==== DATA RECORDS

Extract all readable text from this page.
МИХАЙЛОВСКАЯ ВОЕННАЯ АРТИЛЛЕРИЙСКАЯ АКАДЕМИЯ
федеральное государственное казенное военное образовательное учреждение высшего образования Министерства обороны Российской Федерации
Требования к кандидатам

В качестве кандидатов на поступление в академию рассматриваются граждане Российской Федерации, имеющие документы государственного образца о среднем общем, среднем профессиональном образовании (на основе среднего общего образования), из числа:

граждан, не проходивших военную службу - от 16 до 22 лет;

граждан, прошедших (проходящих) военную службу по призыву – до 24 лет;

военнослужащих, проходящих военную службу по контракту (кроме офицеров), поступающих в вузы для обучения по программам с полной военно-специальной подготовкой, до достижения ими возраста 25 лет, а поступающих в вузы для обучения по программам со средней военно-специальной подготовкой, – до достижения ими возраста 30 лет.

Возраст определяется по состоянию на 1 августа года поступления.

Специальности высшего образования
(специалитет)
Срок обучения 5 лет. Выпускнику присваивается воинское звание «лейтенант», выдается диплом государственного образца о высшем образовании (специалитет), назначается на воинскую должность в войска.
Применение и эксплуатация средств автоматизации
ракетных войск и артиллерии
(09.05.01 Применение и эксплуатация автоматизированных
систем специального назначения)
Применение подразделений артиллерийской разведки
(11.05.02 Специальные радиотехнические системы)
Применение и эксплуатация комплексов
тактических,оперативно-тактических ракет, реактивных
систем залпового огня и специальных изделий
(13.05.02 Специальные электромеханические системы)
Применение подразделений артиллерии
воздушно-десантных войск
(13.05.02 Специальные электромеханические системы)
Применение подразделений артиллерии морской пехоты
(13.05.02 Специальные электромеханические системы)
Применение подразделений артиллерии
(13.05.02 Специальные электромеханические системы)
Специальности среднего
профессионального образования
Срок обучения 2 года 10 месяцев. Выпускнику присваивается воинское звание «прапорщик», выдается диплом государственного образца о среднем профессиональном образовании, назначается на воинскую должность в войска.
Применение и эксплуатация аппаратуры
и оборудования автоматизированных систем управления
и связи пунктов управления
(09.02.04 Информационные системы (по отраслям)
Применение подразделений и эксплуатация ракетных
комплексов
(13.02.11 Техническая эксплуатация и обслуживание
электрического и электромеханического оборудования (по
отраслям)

========

▶ TASK INSTRUCTIONS
Say how many lines of the data include the string "профессиональном". Nothing other than the number should be given.

▶ THE SOLUTION
2